[Items contained in a dataset]
((
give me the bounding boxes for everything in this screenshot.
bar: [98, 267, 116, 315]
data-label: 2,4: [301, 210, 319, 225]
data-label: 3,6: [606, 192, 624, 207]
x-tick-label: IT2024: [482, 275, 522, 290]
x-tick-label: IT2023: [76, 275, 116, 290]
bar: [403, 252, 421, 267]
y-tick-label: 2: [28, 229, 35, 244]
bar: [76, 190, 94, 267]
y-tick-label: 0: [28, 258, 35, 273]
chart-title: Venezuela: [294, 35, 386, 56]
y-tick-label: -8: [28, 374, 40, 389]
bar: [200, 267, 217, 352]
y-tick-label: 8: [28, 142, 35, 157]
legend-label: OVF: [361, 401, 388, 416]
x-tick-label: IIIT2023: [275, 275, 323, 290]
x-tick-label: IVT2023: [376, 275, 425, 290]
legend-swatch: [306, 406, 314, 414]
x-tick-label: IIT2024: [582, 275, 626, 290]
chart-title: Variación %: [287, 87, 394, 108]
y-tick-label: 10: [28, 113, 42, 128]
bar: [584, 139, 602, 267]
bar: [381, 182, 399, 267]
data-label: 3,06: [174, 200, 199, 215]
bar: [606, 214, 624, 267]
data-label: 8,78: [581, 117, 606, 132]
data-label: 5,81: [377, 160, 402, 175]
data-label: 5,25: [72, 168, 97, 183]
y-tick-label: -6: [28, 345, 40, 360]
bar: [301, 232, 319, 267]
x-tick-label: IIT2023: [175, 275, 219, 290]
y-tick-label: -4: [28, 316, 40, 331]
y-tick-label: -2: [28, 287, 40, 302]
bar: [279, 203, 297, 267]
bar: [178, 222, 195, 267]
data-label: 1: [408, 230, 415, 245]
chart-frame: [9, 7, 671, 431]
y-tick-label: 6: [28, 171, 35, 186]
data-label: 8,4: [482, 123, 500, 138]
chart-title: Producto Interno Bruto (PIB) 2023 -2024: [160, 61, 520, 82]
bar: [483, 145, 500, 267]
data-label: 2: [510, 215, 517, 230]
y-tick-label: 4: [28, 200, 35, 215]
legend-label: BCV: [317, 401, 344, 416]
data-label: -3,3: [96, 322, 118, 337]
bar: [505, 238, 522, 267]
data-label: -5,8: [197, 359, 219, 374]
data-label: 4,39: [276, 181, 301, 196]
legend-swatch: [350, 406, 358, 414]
))
Rewrite these items with every "data-label" swapped for "value-label", leaving everything else unchanged.

● Exercise solution
give me the bounding boxes for everything in this screenshot.
bar: [98, 267, 116, 315]
value-label: 2,4: [301, 210, 319, 225]
value-label: 3,6: [606, 192, 624, 207]
x-tick-label: IT2024: [482, 275, 522, 290]
x-tick-label: IT2023: [76, 275, 116, 290]
bar: [403, 252, 421, 267]
y-tick-label: 2: [28, 229, 35, 244]
bar: [76, 190, 94, 267]
y-tick-label: 0: [28, 258, 35, 273]
chart-title: Venezuela: [294, 35, 386, 56]
y-tick-label: -8: [28, 374, 40, 389]
bar: [200, 267, 217, 352]
y-tick-label: 8: [28, 142, 35, 157]
legend-label: OVF: [361, 401, 388, 416]
x-tick-label: IIIT2023: [275, 275, 323, 290]
x-tick-label: IVT2023: [376, 275, 425, 290]
legend-swatch: [306, 406, 314, 414]
x-tick-label: IIT2024: [582, 275, 626, 290]
chart-title: Variación %: [287, 87, 394, 108]
y-tick-label: 10: [28, 113, 42, 128]
bar: [584, 139, 602, 267]
bar: [381, 182, 399, 267]
value-label: 3,06: [174, 200, 199, 215]
bar: [606, 214, 624, 267]
value-label: 8,78: [581, 117, 606, 132]
value-label: 5,81: [377, 160, 402, 175]
value-label: 5,25: [72, 168, 97, 183]
y-tick-label: -6: [28, 345, 40, 360]
bar: [301, 232, 319, 267]
x-tick-label: IIT2023: [175, 275, 219, 290]
y-tick-label: -4: [28, 316, 40, 331]
y-tick-label: -2: [28, 287, 40, 302]
bar: [279, 203, 297, 267]
bar: [178, 222, 195, 267]
value-label: 1: [408, 230, 415, 245]
chart-frame: [9, 7, 671, 431]
y-tick-label: 6: [28, 171, 35, 186]
value-label: 8,4: [482, 123, 500, 138]
chart-title: Producto Interno Bruto (PIB) 2023 -2024: [160, 61, 520, 82]
bar: [483, 145, 500, 267]
value-label: 2: [510, 215, 517, 230]
y-tick-label: 4: [28, 200, 35, 215]
legend-label: BCV: [317, 401, 344, 416]
value-label: -3,3: [96, 322, 118, 337]
bar: [505, 238, 522, 267]
value-label: -5,8: [197, 359, 219, 374]
value-label: 4,39: [276, 181, 301, 196]
legend-swatch: [350, 406, 358, 414]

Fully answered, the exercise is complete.